▸ **Azione richiesta 1**: Secondo il brano estratto, quale riconoscimento ha ottenuto infine Paul tornando davanti a una Commissione?
▸ **Azione richiesta 2**: Nel brano estratto, quali azioni verso le persone che cercano di arrivare diventano più facili quanto meno sappiamo di loro? Elencale tutte.
▸ **Azione richiesta 3**: In base al brano estratto, spiega perché Paul aveva smesso di riconoscersi.

▸ **Brano estratto**:
==================================================

Abbiamo incontrato Paul al Centro Astalli, per le cure mediche e per far rivalutare il suo caso a cui era stato assegnato solo un permesso di protezione umanitaria, che a causa dei decreti sicurezza ha perso di colpo valore. Il suo sguardo era spesso assente e ci ha raccontato di sentirsi cambiato, di non riconoscersi più. Il periodo passato in Libia è stato troppo lungo e troppo violento da essere semplicemente insopportabile, ha causato una frattura nella capacità della sua coscienza di integrare normalmente le esperienze vissute. E i ricordi avevano preso a tornare all’improvviso, confondendosi col presente, mentre diverse parti di sé gli parlavano assumendo la voce degli abitanti del campo di prigionia. Ancora una volta è stata la straordinaria intelligenza di Paul ad aiutarlo, in poco tempo è riuscito a capire che non ci sono fantasmi a tormentarlo, ma che è la sua mente a reagire a un passato così terribile da continuare a vivere dentro di lui. Oggi Paul ha ritrovato se stesso, le sue capacità ed è stato in grado di ritornare davanti a una Commissione dove questa volta ha potuto raccontare quello che aveva vissuto nel proprio Paese, i motivi della sua fuga e finalmente ha ottenuto il riconoscimento dello status di rifugiato.Per dare senso alla Giornata del Rifugiato 2020 dobbiamo cominciare ad ascoltare quello che i rifugiati hanno da dire, le loro storie, le loro ragioni. Forse in questo tempo di pandemia la loro voce sarà ancora una volta coperta da quello che noi riteniamo più urgente o importante, dalle nostre ragioni, dalle nostre giustificazioni, dalle nostre interpretazioni. Mettersi nei loro panni è il pezzo del racconto che manca sempre.

E' come se noi ci stessimo abituando a vedere una fotografia sempre più sfocata di una barca in mezzo al mare, in cui non si distinguono volti, storie personali e tragedie umane. Stiamo mettendo in atto una sorta di strategia dell’anonimato. Meno sappiamo delle persone che cercano di arrivare, più facile è lasciarle in un centro di detenzione o riportarle in Libia, lasciarle in un campo in Grecia o vederle morire in mare senza sentirsi complici o responsabili.

Eppure i rifugiati non sono altro da quel 'noi' che può farsi escludente. Camminano per le stesse vie, vogliono stringere relazioni, trovare il loro posto nel mondo. Allora mettiamoci in ascolto, diamo loro spazio in una narrazione pubblica che riparta dalla dignità di ogni donna e ogni uomo. Bisogna sapere che dare voce ai rifugiati e prendersi del tempo per ascoltarli vuol dire prima di tutto sgombrare la mente da idee preconcette e fare lo sforzo di capire, per conoscere e per stupirsi ancora una volta del fatto che ogni storia è unica e, in quanto tale, merita di essere raccontata. Sono molti i dolori, i fallimenti, i percorsi lunghi di cui non si vede il traguardo, sono tante le storie ferme che non ripartono. E lo saranno sempre di più in un Paese come l’Italia che non investe in accoglienza e inclusione, che alza barriere e ancora oggi, purtroppo, respinge profughi e migranti in Paesi non sicuri senza ascoltare le loro voci, le loro ragioni, le loro sofferenze.

Le storie belle nascono e si diffondono dove trovano spazio e condizioni per farlo. Tutti coloro che operano in prima linea nell’accoglienza sono consapevoli dei dolori da lenire e delle ingiustizie da sanare, ma anche testimoni privilegiati della bellezza che ci portano i rifugiati. Nonostante le mille difficoltà e gli ostacoli che si moltiplicano nel cammino in Italia, loro rimangono portatori di speranza e buoni compagni di viaggio lungo la strada della vita.

==================================================

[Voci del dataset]
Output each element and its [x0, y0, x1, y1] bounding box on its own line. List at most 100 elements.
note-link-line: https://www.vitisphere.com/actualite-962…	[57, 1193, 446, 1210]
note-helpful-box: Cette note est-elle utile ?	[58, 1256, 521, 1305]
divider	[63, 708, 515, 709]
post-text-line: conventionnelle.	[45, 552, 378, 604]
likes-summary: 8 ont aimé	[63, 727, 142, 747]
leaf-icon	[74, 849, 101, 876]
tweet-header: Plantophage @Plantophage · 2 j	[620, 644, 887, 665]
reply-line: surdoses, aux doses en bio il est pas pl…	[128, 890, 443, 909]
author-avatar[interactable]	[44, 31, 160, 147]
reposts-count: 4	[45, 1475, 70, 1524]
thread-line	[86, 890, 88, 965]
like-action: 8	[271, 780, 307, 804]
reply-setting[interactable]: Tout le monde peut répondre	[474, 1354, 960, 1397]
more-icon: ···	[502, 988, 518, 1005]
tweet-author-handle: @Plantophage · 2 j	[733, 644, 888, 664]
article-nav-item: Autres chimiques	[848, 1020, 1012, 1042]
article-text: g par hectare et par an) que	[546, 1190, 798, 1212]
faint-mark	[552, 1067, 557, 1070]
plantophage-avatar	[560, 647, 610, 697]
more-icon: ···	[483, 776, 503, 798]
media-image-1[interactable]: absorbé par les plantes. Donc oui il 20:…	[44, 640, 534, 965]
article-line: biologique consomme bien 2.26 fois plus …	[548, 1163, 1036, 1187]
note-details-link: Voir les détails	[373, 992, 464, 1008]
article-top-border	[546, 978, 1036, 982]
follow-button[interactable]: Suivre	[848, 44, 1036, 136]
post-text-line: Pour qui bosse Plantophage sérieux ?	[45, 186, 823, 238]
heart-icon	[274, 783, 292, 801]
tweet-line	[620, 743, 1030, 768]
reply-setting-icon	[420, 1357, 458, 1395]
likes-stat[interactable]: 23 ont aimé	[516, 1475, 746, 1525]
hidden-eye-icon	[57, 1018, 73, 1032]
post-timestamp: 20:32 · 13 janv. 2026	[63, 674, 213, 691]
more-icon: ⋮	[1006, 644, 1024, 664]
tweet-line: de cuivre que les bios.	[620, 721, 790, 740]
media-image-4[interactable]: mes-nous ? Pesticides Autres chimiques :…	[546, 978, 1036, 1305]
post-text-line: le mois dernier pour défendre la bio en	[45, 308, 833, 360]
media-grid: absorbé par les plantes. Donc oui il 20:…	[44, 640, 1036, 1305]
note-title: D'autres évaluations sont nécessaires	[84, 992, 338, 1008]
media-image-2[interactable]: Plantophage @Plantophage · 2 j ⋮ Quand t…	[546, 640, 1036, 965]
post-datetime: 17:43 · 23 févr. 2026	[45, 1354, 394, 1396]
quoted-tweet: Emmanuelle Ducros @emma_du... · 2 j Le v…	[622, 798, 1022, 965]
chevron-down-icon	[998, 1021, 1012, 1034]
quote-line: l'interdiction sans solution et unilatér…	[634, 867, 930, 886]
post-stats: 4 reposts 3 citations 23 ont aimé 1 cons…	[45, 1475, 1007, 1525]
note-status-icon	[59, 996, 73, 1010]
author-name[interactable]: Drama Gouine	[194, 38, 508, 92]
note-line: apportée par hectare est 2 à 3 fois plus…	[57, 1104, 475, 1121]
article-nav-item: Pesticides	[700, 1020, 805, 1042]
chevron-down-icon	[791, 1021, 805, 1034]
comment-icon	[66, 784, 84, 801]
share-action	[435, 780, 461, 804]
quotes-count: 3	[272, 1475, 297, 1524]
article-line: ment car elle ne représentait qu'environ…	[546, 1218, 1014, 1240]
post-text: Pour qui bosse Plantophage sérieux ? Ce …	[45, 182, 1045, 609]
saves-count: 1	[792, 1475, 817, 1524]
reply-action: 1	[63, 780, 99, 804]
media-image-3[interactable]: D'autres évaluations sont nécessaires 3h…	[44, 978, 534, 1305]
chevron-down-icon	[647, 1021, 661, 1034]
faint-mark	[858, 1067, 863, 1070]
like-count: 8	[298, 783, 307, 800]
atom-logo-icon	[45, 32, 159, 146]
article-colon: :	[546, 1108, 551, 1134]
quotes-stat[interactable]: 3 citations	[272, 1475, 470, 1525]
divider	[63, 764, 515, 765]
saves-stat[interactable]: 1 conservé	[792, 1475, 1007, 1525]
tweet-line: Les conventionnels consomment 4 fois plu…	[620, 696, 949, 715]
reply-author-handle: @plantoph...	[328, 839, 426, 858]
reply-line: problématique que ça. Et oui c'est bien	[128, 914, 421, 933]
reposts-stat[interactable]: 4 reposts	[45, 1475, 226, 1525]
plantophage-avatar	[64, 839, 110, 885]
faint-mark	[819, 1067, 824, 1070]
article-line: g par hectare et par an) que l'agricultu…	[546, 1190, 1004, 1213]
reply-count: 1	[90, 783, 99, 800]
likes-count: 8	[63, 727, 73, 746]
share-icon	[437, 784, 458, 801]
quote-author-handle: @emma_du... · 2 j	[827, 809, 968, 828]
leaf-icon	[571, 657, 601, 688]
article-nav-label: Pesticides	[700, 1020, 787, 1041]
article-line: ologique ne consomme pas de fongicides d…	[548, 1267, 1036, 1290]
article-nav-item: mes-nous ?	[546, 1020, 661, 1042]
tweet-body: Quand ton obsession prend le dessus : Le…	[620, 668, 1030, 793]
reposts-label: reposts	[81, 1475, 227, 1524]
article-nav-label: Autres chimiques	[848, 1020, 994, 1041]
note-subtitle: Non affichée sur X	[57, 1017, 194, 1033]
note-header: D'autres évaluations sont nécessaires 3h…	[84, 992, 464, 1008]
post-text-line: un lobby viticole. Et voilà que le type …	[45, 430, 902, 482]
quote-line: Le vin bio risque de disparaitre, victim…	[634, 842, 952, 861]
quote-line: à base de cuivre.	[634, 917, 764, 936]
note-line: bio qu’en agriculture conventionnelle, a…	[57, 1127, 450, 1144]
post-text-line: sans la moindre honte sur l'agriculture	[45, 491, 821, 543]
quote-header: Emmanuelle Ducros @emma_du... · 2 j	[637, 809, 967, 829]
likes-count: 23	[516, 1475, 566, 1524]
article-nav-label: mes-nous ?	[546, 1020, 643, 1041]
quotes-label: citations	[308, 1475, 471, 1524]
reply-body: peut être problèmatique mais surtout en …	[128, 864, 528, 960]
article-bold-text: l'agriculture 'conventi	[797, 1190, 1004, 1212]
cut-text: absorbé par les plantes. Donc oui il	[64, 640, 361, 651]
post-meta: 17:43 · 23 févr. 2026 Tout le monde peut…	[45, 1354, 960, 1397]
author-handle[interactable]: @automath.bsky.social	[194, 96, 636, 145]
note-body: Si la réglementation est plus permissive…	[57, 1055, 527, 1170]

==================================================

▸ **Soluzione scritta 1**: Il riconoscimento dello status di rifugiato.

▸ **Soluzione scritta 2**:
- Lasciarle in un centro di detenzione
- Riportarle in Libia
- Lasciarle in un campo in Grecia
- Vederle morire in mare senza sentirsi complici o responsabili

▸ **Soluzione scritta 3**: Il periodo trascorso in Libia era stato troppo lungo e troppo violento. Questo aveva causato una frattura nella capacità della sua coscienza di integrare normalmente le esperienze vissute, tanto che i ricordi tornavano all'improvviso confondendosi col presente.